[Data excerpts]
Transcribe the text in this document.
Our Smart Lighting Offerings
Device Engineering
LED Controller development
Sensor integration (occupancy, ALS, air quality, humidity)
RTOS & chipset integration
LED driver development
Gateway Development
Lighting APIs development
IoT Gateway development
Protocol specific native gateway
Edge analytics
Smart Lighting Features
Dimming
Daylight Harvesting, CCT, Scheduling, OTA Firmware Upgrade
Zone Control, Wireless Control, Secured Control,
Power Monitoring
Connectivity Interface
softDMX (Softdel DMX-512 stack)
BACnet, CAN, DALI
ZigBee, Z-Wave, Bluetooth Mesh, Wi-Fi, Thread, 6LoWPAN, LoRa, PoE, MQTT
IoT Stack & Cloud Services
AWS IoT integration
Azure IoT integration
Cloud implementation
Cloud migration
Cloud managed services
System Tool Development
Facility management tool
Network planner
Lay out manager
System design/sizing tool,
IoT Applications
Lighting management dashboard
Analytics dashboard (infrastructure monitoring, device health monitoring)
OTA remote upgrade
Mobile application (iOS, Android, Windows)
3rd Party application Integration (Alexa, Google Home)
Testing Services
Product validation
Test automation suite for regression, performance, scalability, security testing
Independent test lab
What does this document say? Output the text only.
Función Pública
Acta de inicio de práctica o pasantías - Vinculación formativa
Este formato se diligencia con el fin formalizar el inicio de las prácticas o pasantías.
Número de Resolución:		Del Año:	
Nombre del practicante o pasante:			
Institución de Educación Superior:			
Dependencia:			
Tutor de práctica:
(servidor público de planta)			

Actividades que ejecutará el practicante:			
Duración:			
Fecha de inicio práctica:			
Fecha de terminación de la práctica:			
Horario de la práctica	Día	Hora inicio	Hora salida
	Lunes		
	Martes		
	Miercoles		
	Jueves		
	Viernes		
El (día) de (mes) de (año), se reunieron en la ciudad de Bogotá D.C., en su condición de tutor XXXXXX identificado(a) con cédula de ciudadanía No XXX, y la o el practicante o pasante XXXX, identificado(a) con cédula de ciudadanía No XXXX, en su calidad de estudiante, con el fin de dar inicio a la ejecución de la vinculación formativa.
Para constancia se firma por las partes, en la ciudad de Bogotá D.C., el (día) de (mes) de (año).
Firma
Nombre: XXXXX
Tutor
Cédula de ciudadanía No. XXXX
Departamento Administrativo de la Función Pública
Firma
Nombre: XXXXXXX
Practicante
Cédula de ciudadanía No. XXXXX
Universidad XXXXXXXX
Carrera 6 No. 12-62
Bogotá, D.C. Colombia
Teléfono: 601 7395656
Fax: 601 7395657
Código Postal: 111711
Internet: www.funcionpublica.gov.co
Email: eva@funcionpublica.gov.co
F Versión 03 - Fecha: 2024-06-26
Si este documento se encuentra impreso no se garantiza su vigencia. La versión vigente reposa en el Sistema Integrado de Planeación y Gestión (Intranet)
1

◆ Problem ◆
Set down all of the data above, word for word.

◆ Solution below ◆
Transcribe the text in this document.
Our Smart Lighting Offerings
Device Engineering
LED Controller development
Sensor integration (occupancy, ALS, air quality, humidity)
RTOS & chipset integration
LED driver development
Gateway Development
Lighting APIs development
IoT Gateway development
Protocol specific native gateway
Edge analytics
Smart Lighting Features
Dimming
Daylight Harvesting, CCT, Scheduling, OTA Firmware Upgrade
Zone Control, Wireless Control, Secured Control,
Power Monitoring
Connectivity Interface
softDMX (Softdel DMX-512 stack)
BACnet, CAN, DALI
ZigBee, Z-Wave, Bluetooth Mesh, Wi-Fi, Thread, 6LoWPAN, LoRa, PoE, MQTT
IoT Stack & Cloud Services
AWS IoT integration
Azure IoT integration
Cloud implementation
Cloud migration
Cloud managed services
System Tool Development
Facility management tool
Network planner
Lay out manager
System design/sizing tool,
IoT Applications
Lighting management dashboard
Analytics dashboard (infrastructure monitoring, device health monitoring)
OTA remote upgrade
Mobile application (iOS, Android, Windows)
3rd Party application Integration (Alexa, Google Home)
Testing Services
Product validation
Test automation suite for regression, performance, scalability, security testing
Independent test lab
What does this document say? Output the text only.
Función Pública
Acta de inicio de práctica o pasantías - Vinculación formativa
Este formato se diligencia con el fin formalizar el inicio de las prácticas o pasantías.
Número de Resolución:		Del Año:	
Nombre del practicante o pasante:			
Institución de Educación Superior:			
Dependencia:			
Tutor de práctica:
(servidor público de planta)			

Actividades que ejecutará el practicante:			
Duración:			
Fecha de inicio práctica:			
Fecha de terminación de la práctica:			
Horario de la práctica	Día	Hora inicio	Hora salida
	Lunes		
	Martes		
	Miercoles		
	Jueves		
	Viernes		
El (día) de (mes) de (año), se reunieron en la ciudad de Bogotá D.C., en su condición de tutor XXXXXX identificado(a) con cédula de ciudadanía No XXX, y la o el practicante o pasante XXXX, identificado(a) con cédula de ciudadanía No XXXX, en su calidad de estudiante, con el fin de dar inicio a la ejecución de la vinculación formativa.
Para constancia se firma por las partes, en la ciudad de Bogotá D.C., el (día) de (mes) de (año).
Firma
Nombre: XXXXX
Tutor
Cédula de ciudadanía No. XXXX
Departamento Administrativo de la Función Pública
Firma
Nombre: XXXXXXX
Practicante
Cédula de ciudadanía No. XXXXX
Universidad XXXXXXXX
Carrera 6 No. 12-62
Bogotá, D.C. Colombia
Teléfono: 601 7395656
Fax: 601 7395657
Código Postal: 111711
Internet: www.funcionpublica.gov.co
Email: eva@funcionpublica.gov.co
F Versión 03 - Fecha: 2024-06-26
Si este documento se encuentra impreso no se garantiza su vigencia. La versión vigente reposa en el Sistema Integrado de Planeación y Gestión (Intranet)
1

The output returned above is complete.